----- Information given

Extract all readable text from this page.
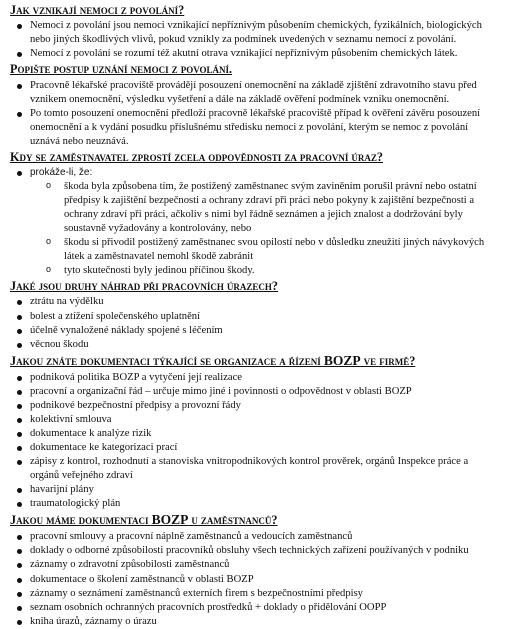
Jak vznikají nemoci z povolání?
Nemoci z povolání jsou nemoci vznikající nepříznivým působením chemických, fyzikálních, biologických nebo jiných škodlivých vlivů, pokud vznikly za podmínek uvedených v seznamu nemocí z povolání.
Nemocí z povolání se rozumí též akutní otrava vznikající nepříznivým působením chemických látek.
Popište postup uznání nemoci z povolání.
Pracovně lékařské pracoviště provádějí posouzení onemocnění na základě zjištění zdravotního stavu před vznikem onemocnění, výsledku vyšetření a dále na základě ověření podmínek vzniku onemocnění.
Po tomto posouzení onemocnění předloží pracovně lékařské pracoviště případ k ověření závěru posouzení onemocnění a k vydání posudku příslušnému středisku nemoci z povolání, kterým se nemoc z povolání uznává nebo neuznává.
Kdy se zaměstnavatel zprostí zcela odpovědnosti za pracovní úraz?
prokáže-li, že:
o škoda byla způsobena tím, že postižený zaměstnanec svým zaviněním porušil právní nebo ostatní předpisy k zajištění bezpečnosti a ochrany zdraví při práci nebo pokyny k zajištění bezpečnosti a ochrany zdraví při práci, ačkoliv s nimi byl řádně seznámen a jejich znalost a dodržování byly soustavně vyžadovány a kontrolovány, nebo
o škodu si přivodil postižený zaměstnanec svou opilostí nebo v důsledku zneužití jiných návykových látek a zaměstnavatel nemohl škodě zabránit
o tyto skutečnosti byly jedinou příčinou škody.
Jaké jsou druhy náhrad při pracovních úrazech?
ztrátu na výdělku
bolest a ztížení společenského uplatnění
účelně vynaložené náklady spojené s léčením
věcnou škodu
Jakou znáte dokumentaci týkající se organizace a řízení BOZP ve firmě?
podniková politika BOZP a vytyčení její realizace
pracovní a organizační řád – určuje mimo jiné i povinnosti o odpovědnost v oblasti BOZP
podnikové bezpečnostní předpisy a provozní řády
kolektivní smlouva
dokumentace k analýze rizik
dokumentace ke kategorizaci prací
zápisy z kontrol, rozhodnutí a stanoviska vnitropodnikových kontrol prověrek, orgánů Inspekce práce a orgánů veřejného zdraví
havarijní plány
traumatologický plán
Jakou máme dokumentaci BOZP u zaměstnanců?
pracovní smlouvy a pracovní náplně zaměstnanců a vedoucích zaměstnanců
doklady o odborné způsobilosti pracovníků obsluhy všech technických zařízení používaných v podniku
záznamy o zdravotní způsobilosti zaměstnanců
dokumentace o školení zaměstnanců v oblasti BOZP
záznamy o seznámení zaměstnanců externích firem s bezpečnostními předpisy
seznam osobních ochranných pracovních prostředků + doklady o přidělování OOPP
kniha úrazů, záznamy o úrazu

----------
----- Information given

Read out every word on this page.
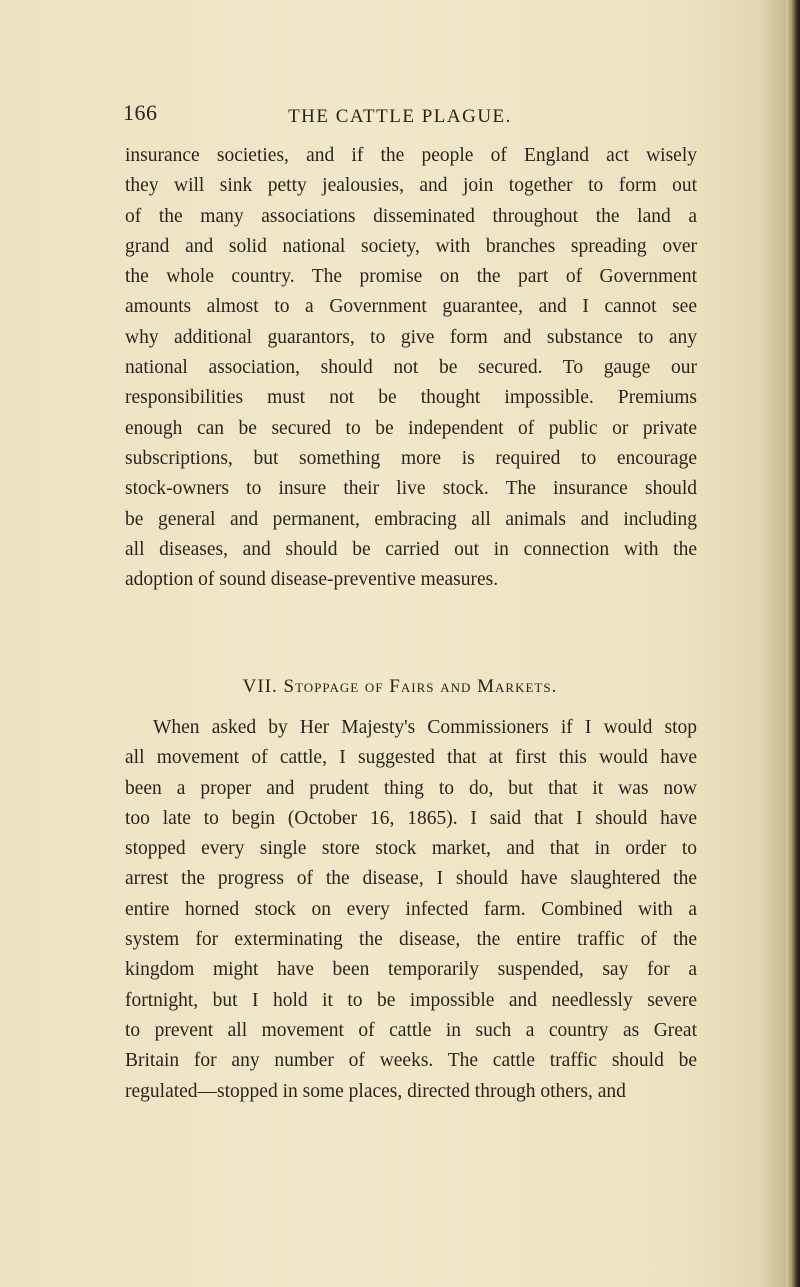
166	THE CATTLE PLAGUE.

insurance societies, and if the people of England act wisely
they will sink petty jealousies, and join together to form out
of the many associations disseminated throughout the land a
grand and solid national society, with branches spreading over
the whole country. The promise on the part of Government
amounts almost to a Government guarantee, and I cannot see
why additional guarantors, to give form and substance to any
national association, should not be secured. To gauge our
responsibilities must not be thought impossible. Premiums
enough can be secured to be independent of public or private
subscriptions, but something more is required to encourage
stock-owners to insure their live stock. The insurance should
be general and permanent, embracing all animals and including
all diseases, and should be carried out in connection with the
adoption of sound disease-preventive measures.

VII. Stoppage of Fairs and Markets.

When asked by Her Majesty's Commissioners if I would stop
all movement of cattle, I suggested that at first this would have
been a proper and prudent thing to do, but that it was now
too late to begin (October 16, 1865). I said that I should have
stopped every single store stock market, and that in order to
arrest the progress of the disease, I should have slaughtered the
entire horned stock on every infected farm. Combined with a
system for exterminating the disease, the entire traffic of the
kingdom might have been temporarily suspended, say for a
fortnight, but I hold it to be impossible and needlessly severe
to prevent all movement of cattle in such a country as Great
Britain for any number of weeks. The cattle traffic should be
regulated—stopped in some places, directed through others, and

----------

> [Problem requirements]:
Say how many lines in the records hold the string "insurance", and say nothing else.

> [Exercise response]:
2